## Task brief:
Read the records below and copy each line that contains "Product".

## Task inputs:

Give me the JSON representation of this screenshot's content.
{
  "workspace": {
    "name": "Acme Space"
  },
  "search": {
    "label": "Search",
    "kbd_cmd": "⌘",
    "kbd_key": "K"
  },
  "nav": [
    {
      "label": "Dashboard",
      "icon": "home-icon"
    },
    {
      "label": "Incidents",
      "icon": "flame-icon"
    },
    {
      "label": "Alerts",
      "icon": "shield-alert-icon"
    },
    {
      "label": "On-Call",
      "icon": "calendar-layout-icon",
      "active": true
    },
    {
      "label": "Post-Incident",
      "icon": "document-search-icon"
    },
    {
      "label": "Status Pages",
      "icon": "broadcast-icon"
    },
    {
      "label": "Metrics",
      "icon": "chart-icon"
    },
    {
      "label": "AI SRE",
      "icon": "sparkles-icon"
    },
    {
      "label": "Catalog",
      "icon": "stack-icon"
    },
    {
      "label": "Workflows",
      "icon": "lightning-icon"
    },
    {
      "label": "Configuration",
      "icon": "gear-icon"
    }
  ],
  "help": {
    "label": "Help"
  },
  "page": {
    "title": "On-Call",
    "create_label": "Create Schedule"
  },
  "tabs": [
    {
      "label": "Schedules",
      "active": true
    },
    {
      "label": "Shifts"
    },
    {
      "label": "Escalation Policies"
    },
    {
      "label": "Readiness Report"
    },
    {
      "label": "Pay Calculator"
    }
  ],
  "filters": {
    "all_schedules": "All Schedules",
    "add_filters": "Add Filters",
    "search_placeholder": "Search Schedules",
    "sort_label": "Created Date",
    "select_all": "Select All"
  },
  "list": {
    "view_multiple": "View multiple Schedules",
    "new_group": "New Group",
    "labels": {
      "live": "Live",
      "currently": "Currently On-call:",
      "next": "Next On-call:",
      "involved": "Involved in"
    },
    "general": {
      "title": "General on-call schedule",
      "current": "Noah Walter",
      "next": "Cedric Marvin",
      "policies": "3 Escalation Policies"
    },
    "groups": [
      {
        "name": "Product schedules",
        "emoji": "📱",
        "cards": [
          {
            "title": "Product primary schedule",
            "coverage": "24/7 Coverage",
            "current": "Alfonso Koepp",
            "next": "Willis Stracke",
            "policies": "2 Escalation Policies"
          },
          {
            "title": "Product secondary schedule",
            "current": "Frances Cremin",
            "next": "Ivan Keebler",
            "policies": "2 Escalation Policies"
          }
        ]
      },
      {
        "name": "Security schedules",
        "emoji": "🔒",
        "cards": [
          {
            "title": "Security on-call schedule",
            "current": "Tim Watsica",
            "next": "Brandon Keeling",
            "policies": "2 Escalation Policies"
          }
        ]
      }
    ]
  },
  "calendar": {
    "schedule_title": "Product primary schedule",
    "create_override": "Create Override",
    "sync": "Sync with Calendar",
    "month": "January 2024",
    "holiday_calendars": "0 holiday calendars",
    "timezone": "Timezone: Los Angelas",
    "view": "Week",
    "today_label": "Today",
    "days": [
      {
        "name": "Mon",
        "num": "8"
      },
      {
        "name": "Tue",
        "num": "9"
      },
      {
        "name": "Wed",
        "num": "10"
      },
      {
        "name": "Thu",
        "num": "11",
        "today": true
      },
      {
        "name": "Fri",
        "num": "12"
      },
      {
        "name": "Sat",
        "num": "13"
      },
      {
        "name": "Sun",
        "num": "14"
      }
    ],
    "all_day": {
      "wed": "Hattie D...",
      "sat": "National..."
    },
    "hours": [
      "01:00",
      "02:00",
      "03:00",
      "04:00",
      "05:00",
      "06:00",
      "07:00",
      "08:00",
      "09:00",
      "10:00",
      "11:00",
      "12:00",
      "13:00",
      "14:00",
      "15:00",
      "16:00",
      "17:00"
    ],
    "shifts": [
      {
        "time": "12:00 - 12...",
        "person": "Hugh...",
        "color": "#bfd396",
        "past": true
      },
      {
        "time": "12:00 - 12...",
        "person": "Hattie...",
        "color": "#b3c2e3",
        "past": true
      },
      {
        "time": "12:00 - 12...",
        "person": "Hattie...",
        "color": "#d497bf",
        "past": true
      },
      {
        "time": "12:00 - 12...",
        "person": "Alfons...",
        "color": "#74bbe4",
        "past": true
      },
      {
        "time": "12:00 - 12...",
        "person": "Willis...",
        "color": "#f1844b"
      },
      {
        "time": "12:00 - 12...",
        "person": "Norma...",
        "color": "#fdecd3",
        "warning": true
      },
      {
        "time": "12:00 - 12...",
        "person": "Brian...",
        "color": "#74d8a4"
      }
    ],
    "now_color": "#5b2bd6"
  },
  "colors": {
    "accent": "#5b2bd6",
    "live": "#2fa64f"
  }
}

## Result:
        "name": "Product schedules",
            "title": "Product primary schedule",
            "title": "Product secondary schedule",
    "schedule_title": "Product primary schedule",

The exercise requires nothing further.